- **The request**
Please find all lines in the data that hold the string "tindakan" and copy them.

Stored items from a collection:
----------------------------------------

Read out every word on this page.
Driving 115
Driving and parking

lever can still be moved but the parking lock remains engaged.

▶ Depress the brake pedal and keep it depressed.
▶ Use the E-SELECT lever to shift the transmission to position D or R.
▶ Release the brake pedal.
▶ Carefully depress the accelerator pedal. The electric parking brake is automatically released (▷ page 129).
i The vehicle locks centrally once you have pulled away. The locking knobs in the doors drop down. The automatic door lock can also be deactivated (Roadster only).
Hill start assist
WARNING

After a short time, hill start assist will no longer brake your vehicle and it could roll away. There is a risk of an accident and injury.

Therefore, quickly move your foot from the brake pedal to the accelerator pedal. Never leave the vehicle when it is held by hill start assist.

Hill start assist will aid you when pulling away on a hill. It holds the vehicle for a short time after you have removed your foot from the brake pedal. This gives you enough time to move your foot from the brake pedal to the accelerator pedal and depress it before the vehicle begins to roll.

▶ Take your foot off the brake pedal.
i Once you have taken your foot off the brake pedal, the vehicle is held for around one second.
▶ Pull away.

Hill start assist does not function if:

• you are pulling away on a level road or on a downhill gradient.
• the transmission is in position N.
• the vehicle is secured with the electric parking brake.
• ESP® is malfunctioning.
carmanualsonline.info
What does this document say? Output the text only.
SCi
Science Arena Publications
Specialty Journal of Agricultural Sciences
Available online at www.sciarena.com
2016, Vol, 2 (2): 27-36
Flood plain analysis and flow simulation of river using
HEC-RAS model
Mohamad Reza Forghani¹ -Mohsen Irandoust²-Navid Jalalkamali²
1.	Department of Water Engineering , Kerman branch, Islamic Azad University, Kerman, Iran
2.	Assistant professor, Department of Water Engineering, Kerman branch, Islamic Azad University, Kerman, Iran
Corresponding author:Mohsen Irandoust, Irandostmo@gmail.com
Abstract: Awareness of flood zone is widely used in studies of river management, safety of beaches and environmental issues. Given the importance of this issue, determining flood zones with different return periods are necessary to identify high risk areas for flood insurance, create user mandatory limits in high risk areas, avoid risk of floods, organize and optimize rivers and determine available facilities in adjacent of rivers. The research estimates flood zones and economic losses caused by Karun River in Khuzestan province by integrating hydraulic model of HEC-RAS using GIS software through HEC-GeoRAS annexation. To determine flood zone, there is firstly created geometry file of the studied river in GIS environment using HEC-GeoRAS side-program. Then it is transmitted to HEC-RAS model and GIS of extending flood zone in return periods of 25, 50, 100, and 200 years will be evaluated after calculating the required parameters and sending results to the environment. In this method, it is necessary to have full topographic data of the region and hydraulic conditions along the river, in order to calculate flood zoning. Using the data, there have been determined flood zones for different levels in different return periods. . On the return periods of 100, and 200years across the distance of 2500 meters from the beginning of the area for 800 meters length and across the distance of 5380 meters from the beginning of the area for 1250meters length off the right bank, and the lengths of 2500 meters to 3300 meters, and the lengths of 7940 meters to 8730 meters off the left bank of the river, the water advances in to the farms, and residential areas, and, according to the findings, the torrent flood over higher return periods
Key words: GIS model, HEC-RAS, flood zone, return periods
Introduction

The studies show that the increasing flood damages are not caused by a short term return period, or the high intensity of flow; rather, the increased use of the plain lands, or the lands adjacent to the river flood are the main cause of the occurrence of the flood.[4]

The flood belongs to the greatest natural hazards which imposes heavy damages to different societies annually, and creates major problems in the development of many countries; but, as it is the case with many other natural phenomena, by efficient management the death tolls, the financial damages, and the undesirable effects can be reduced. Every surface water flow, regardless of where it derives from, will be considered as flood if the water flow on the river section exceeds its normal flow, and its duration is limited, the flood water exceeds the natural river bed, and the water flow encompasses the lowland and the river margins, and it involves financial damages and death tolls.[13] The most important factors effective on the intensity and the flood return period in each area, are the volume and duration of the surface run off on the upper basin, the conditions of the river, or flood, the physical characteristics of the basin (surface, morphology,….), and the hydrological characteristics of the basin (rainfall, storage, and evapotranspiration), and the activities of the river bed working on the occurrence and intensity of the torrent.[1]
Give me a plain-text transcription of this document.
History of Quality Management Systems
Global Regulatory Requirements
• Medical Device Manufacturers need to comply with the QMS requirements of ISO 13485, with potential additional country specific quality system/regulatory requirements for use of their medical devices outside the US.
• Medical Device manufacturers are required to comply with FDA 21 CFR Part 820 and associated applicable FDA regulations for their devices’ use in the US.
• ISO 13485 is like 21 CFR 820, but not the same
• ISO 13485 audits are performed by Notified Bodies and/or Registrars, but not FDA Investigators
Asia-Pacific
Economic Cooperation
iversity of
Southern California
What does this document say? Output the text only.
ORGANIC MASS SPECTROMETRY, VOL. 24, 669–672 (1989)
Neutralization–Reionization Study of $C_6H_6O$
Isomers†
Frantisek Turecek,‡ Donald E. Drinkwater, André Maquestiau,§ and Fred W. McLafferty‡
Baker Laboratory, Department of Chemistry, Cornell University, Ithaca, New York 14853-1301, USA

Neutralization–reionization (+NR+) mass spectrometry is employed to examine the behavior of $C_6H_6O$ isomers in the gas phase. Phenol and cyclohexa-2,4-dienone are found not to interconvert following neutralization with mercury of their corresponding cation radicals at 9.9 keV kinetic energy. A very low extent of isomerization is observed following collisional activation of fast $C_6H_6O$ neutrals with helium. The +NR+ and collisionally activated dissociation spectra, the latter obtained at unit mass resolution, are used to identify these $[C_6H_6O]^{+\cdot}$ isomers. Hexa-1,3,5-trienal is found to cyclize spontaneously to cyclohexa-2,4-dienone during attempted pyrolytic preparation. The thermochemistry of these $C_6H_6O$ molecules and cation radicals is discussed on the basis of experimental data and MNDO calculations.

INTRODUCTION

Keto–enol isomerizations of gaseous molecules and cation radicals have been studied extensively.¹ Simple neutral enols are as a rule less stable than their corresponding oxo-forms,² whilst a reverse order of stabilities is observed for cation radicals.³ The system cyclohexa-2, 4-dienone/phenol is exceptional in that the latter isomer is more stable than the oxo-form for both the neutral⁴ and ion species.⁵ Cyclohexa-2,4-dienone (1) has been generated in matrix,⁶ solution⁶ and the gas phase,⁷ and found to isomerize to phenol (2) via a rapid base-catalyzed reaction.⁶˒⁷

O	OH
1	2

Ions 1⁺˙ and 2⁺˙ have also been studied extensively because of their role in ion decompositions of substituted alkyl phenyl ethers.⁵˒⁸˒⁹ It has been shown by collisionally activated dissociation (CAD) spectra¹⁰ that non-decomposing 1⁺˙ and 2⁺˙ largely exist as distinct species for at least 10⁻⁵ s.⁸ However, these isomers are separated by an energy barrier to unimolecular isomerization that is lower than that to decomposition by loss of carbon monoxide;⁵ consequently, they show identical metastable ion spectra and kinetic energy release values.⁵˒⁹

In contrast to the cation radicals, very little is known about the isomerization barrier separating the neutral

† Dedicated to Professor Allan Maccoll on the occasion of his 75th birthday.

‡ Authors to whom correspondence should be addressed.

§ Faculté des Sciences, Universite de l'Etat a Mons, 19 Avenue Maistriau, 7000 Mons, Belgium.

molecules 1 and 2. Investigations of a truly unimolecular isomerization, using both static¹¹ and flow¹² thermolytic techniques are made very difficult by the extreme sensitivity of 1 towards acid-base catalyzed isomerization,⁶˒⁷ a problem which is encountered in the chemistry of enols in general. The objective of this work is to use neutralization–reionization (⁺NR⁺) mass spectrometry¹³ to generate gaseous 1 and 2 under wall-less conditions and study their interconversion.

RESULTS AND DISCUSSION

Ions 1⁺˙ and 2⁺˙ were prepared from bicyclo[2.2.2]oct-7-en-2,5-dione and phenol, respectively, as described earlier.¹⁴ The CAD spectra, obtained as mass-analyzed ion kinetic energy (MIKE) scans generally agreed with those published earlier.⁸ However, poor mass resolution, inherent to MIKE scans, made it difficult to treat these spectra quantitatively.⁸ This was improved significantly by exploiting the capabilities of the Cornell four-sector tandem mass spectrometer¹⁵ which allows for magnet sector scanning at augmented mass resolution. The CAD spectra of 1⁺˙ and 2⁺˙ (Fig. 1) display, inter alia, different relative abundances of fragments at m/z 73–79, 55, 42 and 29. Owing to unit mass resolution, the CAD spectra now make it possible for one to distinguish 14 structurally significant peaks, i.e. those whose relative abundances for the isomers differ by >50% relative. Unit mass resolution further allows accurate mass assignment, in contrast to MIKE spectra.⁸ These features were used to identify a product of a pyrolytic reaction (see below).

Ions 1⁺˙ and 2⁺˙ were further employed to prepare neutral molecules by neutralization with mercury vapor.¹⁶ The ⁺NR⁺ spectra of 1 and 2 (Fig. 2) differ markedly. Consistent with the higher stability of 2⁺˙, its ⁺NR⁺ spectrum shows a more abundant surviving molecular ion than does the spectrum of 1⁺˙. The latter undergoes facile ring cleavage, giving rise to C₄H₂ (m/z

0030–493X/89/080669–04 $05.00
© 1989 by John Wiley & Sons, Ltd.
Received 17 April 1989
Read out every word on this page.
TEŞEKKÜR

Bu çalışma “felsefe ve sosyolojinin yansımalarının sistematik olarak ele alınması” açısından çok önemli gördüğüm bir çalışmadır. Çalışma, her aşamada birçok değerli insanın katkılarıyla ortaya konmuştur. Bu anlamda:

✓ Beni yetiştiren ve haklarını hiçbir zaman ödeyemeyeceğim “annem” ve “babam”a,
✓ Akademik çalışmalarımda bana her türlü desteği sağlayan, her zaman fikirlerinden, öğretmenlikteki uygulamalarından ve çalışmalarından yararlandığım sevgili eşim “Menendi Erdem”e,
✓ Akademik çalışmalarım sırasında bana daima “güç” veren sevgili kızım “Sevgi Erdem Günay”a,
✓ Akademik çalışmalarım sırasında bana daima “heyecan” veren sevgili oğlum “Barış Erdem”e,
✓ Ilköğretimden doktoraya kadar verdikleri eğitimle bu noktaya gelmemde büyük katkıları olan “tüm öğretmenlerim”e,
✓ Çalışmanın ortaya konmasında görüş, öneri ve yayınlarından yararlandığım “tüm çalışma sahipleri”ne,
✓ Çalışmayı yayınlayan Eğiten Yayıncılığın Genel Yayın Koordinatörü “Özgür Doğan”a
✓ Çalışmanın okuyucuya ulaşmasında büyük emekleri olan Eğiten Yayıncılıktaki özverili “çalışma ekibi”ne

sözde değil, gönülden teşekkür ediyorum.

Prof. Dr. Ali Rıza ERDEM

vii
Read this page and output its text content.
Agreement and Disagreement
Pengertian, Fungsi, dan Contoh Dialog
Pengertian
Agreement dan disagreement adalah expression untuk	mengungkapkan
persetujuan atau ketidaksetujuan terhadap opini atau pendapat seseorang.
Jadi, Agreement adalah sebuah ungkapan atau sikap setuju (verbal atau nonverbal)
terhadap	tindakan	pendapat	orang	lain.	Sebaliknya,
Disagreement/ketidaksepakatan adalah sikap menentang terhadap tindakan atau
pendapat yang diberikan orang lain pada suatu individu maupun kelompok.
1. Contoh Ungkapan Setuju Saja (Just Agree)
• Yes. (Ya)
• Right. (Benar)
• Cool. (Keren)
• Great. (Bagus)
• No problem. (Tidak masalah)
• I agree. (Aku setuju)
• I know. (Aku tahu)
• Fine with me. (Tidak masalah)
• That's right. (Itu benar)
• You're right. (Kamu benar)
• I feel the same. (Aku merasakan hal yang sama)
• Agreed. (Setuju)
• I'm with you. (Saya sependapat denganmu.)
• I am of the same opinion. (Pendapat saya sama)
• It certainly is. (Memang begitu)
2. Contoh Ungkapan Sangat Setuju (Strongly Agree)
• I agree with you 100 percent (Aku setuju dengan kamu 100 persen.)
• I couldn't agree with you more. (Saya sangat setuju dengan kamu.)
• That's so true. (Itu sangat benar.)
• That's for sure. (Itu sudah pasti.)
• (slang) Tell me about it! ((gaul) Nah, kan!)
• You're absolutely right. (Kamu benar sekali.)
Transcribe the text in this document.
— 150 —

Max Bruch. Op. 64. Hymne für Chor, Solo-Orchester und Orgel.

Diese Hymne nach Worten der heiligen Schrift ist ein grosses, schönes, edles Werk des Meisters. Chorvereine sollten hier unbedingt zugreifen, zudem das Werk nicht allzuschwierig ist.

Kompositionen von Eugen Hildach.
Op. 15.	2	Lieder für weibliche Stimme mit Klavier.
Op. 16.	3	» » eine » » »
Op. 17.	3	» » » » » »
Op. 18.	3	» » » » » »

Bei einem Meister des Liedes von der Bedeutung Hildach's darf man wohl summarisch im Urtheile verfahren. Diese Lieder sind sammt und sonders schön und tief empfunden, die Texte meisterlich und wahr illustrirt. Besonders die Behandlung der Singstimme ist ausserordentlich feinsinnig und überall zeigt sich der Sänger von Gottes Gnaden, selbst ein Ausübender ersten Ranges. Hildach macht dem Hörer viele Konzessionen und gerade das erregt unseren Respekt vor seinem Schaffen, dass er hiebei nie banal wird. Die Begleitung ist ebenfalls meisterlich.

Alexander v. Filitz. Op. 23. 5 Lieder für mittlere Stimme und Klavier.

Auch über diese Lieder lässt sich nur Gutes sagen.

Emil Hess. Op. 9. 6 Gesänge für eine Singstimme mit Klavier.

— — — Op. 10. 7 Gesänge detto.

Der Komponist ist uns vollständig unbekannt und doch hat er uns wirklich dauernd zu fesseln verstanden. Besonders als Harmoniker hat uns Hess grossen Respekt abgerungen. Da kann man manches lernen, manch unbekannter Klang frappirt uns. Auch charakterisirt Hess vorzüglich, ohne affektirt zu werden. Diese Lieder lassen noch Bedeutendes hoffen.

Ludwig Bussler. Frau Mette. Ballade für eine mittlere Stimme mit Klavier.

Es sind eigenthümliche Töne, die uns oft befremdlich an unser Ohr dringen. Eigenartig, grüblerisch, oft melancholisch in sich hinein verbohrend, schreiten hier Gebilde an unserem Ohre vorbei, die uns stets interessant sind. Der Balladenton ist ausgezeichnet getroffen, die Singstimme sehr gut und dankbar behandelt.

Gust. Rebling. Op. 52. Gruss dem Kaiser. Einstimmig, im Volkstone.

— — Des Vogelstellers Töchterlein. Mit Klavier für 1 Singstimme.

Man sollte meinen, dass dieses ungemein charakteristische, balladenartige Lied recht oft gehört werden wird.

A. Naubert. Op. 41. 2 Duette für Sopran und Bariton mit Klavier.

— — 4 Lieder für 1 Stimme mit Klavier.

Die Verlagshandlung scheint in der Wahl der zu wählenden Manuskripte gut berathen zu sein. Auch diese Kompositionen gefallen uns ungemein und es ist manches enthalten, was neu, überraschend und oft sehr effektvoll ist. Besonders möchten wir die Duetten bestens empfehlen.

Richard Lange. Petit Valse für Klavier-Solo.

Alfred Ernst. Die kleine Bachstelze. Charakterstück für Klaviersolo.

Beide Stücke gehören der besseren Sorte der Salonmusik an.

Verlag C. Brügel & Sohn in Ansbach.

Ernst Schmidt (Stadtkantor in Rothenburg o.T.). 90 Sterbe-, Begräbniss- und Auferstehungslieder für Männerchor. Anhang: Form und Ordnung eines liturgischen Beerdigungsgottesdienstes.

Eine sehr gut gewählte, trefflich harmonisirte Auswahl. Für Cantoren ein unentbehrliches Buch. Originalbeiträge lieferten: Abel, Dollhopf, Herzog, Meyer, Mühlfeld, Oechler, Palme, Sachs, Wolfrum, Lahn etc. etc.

----------------------------------------

- **Expected answer**
terhadap	tindakan	pendapat	orang	lain.	Sebaliknya,
Disagreement/ketidaksepakatan adalah sikap menentang terhadap tindakan atau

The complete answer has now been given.